### Problem to solve
Copy each line holding the string "arrangement".

### Raw data
——————

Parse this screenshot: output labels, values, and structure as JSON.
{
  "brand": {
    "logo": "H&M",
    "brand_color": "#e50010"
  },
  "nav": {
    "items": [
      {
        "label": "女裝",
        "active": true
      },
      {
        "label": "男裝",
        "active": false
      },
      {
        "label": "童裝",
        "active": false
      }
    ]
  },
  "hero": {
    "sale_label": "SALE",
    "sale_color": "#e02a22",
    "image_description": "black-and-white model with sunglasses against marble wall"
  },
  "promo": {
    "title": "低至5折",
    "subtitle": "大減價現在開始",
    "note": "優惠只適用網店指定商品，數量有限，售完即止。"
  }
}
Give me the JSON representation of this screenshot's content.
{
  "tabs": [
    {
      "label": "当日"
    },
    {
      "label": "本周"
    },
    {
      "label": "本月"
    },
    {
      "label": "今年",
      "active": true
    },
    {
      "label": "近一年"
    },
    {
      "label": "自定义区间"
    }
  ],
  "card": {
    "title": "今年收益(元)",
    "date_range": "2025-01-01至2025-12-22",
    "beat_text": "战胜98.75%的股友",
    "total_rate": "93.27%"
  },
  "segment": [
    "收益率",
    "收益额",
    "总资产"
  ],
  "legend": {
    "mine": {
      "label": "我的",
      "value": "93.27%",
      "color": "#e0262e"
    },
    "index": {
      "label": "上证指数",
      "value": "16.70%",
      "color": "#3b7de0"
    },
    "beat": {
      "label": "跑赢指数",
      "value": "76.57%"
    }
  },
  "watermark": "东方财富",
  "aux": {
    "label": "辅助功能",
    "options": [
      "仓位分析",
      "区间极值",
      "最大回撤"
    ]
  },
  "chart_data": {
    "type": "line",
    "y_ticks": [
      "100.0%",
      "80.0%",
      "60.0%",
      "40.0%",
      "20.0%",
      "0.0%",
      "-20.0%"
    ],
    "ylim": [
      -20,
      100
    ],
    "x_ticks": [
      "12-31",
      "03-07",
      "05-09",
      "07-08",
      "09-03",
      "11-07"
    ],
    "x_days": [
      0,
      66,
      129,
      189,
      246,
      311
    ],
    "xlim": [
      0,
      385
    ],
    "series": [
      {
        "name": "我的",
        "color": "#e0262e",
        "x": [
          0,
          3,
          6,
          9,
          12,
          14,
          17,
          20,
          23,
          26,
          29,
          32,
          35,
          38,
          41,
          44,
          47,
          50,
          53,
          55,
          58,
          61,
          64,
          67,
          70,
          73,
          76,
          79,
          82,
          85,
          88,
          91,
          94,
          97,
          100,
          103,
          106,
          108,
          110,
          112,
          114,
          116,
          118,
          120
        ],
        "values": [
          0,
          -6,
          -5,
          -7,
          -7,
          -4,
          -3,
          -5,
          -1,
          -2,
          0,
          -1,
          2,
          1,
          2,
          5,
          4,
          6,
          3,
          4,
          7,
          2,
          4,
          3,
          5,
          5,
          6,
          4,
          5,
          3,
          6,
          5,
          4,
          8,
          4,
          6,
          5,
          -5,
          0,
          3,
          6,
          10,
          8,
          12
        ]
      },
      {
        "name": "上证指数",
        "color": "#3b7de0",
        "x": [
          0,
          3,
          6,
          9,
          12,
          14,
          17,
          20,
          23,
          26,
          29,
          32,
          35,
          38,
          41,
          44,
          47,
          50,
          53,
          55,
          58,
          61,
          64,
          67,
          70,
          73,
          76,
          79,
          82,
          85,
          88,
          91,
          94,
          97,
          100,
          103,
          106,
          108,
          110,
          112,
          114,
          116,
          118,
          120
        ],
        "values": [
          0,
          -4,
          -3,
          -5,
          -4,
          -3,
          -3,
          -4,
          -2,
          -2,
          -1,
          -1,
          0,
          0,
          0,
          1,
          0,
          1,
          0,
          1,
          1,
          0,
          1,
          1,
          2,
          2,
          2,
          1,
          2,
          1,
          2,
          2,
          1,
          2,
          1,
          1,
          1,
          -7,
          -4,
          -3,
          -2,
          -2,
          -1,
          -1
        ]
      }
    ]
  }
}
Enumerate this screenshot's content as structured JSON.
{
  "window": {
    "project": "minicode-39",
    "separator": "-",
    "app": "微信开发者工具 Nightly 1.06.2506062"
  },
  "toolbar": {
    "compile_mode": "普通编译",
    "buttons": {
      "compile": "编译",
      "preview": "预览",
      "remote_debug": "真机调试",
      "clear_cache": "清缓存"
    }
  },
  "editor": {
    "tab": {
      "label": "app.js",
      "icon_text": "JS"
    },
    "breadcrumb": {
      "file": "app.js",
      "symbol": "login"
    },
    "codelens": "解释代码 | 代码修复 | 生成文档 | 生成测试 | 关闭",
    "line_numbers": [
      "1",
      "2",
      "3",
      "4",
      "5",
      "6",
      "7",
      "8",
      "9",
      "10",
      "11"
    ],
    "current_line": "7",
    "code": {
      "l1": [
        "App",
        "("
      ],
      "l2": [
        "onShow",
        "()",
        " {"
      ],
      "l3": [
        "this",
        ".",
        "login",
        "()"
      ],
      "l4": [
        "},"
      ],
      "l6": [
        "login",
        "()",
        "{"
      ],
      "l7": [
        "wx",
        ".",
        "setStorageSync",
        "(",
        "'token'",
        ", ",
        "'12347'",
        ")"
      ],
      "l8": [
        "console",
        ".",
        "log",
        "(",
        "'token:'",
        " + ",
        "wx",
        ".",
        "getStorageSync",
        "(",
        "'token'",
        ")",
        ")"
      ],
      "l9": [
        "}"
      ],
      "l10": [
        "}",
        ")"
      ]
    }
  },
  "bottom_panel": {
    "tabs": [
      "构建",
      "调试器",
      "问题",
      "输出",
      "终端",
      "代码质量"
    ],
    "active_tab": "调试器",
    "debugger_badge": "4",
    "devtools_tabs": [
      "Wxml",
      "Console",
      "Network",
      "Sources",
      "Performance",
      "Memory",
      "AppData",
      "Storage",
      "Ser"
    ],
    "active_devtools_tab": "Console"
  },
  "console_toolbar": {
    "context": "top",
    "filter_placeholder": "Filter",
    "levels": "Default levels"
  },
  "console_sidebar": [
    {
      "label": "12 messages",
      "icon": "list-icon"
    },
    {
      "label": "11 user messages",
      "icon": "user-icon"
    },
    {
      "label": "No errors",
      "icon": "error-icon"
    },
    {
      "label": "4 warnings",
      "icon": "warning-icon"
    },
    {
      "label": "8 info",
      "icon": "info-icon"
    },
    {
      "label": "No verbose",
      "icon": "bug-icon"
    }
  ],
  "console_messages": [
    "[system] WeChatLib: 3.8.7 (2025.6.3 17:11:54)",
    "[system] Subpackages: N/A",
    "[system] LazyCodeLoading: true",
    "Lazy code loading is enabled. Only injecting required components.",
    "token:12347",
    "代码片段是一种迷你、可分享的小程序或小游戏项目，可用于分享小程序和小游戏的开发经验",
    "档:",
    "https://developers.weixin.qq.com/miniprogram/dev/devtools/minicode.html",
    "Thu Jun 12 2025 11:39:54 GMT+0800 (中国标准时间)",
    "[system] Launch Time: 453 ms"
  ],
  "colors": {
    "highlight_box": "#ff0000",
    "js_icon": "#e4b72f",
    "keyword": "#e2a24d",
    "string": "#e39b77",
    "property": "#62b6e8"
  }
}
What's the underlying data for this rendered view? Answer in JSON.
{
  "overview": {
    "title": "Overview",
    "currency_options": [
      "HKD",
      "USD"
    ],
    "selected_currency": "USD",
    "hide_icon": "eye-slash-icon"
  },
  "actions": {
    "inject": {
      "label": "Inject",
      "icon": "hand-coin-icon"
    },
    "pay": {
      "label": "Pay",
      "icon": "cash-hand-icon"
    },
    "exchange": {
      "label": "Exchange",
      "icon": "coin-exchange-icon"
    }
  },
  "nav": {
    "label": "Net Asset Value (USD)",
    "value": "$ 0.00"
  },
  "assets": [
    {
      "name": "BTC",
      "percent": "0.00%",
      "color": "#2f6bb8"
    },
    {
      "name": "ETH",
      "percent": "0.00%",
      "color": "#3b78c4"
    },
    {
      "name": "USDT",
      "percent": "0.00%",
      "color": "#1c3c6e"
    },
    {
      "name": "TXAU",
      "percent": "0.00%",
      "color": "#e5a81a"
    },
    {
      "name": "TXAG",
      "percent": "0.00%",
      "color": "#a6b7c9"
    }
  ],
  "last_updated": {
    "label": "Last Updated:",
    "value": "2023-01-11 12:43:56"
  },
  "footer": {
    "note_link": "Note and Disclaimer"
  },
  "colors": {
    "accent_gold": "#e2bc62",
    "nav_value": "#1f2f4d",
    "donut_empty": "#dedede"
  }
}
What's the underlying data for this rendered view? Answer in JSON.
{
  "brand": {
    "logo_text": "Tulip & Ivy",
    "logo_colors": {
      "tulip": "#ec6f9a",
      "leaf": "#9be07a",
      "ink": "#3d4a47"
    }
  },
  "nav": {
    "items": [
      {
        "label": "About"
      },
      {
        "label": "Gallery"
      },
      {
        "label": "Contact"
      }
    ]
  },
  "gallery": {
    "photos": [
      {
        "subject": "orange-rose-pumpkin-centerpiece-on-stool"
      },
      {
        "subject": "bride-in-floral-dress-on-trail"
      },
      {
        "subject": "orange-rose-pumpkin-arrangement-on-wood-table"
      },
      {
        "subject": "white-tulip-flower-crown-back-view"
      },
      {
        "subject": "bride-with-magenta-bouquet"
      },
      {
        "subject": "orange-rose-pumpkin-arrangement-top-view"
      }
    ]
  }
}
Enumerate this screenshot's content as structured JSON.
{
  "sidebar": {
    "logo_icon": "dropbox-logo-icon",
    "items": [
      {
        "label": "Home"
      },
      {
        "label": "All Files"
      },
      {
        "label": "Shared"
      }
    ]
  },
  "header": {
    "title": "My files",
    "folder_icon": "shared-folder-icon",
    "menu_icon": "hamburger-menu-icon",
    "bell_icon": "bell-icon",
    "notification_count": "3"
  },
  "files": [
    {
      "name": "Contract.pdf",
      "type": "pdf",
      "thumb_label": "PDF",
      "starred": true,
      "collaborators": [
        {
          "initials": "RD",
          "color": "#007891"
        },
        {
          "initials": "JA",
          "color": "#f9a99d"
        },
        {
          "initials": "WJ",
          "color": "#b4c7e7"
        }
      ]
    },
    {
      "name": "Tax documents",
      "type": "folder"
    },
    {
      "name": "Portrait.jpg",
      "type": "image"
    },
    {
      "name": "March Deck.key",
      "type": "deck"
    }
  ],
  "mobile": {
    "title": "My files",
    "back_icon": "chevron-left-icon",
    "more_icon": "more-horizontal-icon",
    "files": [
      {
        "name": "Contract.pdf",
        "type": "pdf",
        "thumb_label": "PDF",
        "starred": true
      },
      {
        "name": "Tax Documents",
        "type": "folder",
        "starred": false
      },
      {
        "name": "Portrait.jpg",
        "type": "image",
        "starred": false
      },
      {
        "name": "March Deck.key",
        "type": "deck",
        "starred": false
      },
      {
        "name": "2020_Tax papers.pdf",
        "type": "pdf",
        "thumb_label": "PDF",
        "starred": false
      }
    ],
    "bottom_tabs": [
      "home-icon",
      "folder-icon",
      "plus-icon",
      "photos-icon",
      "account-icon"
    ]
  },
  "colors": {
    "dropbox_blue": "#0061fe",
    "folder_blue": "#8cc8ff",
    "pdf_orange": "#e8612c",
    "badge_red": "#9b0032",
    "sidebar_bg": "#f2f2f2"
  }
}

——————

### The reply
        "subject": "orange-rose-pumpkin-arrangement-on-wood-table"
        "subject": "orange-rose-pumpkin-arrangement-top-view"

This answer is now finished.